▸ **MATERIAL**
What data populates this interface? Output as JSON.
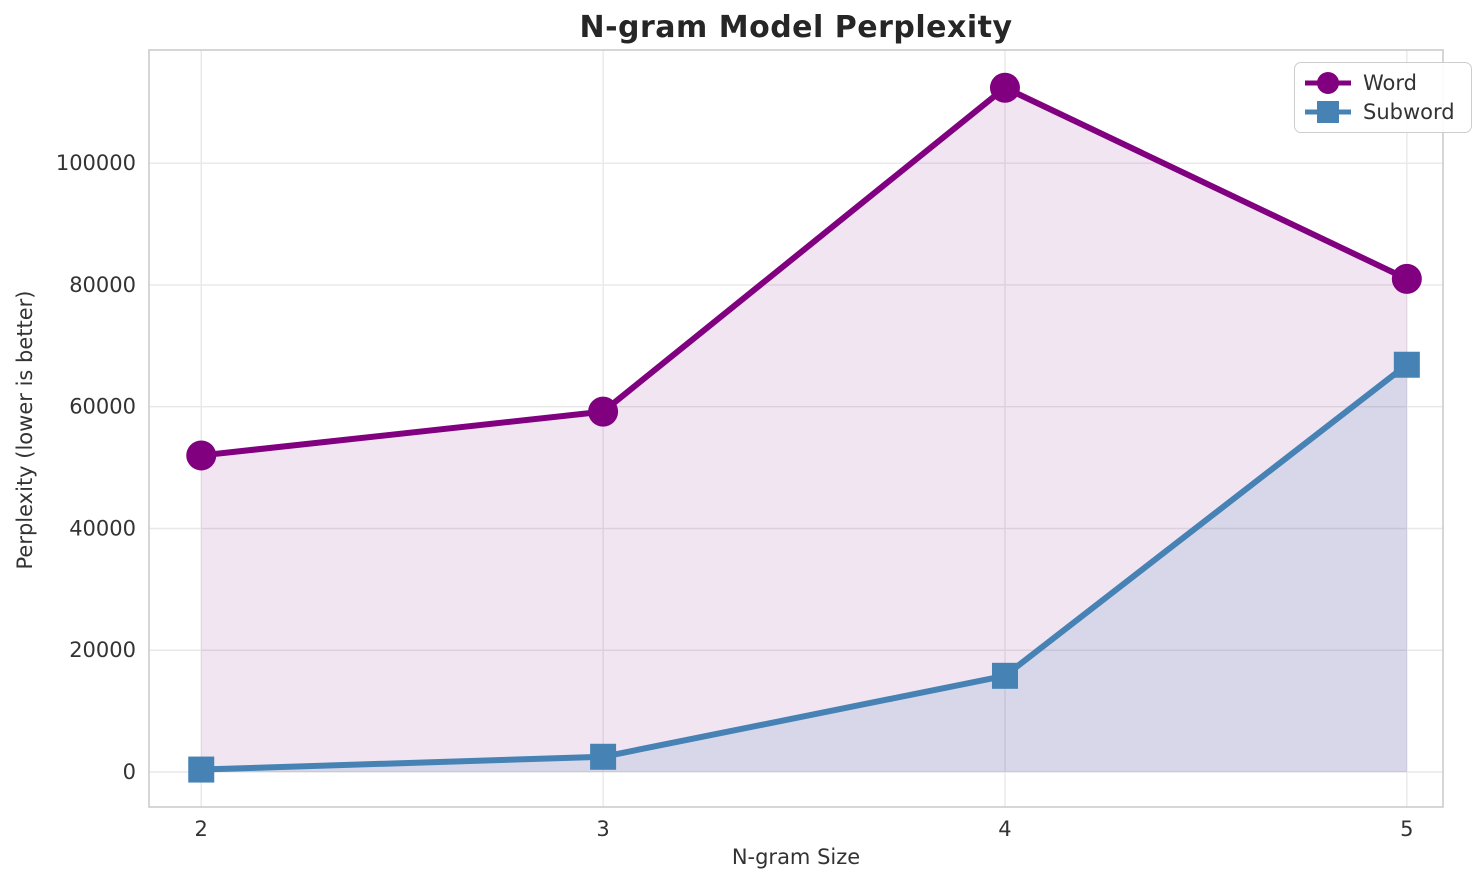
{
  "chart_data": {
    "type": "line",
    "title": "N-gram Model Perplexity",
    "xlabel": "N-gram Size",
    "ylabel": "Perplexity (lower is better)",
    "x": [
      2,
      3,
      4,
      5
    ],
    "xtick_labels": [
      "2",
      "3",
      "4",
      "5"
    ],
    "ytick_values": [
      0,
      20000,
      40000,
      60000,
      80000,
      100000
    ],
    "ytick_labels": [
      "0",
      "20000",
      "40000",
      "60000",
      "80000",
      "100000"
    ],
    "xlim": [
      1.87,
      5.09
    ],
    "ylim": [
      -5750,
      118600
    ],
    "grid": true,
    "legend_position": "upper right",
    "series": [
      {
        "name": "Word",
        "marker": "circle",
        "color": "#800080",
        "fill_alpha": 0.1,
        "values": [
          52000,
          59200,
          112400,
          81000
        ]
      },
      {
        "name": "Subword",
        "marker": "square",
        "color": "#4682B4",
        "fill_alpha": 0.15,
        "values": [
          400,
          2500,
          15800,
          66900
        ]
      }
    ],
    "colors": {
      "background": "#ffffff",
      "grid": "#e8e8e8",
      "spine": "#cccccc",
      "tick_text": "#333333",
      "title_text": "#262626"
    }
  }
}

▸ **WRITTEN PROBLEM**
List all lines holding the string "Perplexity".

▸ **TASK SOLUTION**
    "title": "N-gram Model Perplexity",
    "ylabel": "Perplexity (lower is better)",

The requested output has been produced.